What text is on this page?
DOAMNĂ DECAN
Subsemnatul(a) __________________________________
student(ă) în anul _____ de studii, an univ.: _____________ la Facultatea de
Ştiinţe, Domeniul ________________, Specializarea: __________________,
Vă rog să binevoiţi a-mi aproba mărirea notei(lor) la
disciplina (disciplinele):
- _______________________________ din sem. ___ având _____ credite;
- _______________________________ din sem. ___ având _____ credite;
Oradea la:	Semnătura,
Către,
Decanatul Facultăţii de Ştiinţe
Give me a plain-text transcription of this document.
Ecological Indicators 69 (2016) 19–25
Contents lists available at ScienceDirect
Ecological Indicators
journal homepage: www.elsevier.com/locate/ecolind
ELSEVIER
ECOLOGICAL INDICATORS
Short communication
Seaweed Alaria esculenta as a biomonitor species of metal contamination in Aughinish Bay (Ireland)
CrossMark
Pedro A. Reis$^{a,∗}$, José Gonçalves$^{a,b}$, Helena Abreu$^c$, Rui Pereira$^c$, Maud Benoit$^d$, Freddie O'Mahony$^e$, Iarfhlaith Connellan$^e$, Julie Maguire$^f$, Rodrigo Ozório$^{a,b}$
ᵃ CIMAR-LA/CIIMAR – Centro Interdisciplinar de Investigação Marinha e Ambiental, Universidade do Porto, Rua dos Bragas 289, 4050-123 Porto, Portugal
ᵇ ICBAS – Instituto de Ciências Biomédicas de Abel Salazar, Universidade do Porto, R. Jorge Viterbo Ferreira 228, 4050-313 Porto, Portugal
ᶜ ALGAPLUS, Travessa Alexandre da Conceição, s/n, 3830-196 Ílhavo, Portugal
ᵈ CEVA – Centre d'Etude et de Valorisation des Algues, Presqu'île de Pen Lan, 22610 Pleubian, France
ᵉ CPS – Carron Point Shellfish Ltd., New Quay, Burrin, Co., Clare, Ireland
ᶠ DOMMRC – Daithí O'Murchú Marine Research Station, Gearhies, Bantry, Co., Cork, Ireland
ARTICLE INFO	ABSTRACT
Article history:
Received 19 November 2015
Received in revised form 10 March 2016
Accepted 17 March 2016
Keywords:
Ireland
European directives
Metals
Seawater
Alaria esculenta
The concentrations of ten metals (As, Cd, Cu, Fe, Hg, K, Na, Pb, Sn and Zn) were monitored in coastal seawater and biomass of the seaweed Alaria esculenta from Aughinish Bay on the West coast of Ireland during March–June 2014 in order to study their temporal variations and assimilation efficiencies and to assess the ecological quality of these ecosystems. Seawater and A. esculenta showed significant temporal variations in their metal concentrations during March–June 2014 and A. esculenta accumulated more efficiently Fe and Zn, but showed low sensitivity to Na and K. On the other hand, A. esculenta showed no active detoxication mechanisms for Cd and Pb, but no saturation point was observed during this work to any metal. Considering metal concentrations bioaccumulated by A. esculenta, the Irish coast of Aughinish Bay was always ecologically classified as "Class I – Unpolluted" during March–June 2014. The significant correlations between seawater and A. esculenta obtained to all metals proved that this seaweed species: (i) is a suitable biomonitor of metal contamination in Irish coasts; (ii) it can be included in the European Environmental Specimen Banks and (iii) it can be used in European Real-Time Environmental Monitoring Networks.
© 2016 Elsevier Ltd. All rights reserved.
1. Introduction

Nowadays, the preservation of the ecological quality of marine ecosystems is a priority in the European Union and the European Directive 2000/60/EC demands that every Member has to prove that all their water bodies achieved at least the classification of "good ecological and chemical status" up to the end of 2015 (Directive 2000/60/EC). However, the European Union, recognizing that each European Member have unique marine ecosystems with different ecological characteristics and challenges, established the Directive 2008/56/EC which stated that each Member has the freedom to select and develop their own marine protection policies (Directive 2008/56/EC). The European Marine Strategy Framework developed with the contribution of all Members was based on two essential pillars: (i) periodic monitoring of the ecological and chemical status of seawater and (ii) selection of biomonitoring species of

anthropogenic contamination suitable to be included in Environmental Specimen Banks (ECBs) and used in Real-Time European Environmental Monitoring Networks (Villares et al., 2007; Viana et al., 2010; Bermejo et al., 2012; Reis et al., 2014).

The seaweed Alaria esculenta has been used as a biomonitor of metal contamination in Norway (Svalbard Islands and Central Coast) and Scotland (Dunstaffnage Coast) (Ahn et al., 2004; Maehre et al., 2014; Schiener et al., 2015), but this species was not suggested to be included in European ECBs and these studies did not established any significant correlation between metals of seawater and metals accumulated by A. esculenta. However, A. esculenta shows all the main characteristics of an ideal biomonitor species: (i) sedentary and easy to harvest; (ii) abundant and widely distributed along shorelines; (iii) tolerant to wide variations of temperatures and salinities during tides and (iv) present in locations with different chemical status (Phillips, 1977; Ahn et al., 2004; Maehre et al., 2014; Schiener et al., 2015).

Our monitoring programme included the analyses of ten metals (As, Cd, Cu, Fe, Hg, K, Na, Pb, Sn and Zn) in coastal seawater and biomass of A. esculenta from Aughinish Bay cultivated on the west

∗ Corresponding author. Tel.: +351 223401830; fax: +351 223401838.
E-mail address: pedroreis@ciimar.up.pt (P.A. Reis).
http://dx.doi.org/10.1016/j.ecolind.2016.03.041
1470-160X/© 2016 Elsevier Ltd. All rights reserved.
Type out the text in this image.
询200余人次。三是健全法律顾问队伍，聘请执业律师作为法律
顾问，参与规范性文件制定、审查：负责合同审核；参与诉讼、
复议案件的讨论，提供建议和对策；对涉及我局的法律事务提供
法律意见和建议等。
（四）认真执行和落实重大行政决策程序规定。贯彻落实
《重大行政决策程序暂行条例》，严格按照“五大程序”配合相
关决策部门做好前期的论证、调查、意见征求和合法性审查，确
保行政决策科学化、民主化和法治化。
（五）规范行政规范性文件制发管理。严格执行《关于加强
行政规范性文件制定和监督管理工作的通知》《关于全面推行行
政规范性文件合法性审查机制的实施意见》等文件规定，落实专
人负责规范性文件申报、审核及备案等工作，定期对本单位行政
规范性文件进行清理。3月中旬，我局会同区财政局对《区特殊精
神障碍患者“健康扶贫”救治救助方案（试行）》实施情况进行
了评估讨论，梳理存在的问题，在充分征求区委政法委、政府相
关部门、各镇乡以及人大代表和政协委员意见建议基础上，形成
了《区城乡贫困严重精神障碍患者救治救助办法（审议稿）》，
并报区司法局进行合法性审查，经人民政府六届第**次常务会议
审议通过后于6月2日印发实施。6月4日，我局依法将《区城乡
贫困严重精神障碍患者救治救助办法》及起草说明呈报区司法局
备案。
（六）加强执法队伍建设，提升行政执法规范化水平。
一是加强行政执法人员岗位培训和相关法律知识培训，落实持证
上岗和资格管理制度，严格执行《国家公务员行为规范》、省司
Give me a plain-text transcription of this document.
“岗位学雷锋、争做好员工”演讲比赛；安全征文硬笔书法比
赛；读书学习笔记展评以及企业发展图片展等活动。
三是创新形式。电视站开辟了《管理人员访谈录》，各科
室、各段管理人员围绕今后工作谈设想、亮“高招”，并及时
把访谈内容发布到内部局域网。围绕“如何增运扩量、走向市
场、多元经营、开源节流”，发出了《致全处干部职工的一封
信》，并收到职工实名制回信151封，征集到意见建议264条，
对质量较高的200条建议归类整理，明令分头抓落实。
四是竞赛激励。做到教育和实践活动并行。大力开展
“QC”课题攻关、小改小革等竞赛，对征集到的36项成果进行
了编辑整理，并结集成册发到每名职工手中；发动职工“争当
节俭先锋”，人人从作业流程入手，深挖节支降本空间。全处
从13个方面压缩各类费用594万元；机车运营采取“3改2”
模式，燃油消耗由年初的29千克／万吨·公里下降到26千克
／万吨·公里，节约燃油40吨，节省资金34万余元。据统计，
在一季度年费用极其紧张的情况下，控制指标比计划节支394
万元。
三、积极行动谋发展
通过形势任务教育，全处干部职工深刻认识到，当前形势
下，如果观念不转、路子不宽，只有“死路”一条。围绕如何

● **AIM OF THE EXERCISE**: Scan the listing above for the word "characteristics" and copy every line that holds it.

● **PROBLEM SOLUTION**:
Nowadays, the preservation of the ecological quality of marine ecosystems is a priority in the European Union and the European Directive 2000/60/EC demands that every Member has to prove that all their water bodies achieved at least the classification of "good ecological and chemical status" up to the end of 2015 (Directive 2000/60/EC). However, the European Union, recognizing that each European Member have unique marine ecosystems with different ecological characteristics and challenges, established the Directive 2008/56/EC which stated that each Member has the freedom to select and develop their own marine protection policies (Directive 2008/56/EC). The European Marine Strategy Framework developed with the contribution of all Members was based on two essential pillars: (i) periodic monitoring of the ecological and chemical status of seawater and (ii) selection of biomonitoring species of
The seaweed Alaria esculenta has been used as a biomonitor of metal contamination in Norway (Svalbard Islands and Central Coast) and Scotland (Dunstaffnage Coast) (Ahn et al., 2004; Maehre et al., 2014; Schiener et al., 2015), but this species was not suggested to be included in European ECBs and these studies did not established any significant correlation between metals of seawater and metals accumulated by A. esculenta. However, A. esculenta shows all the main characteristics of an ideal biomonitor species: (i) sedentary and easy to harvest; (ii) abundant and widely distributed along shorelines; (iii) tolerant to wide variations of temperatures and salinities during tides and (iv) present in locations with different chemical status (Phillips, 1977; Ahn et al., 2004; Maehre et al., 2014; Schiener et al., 2015).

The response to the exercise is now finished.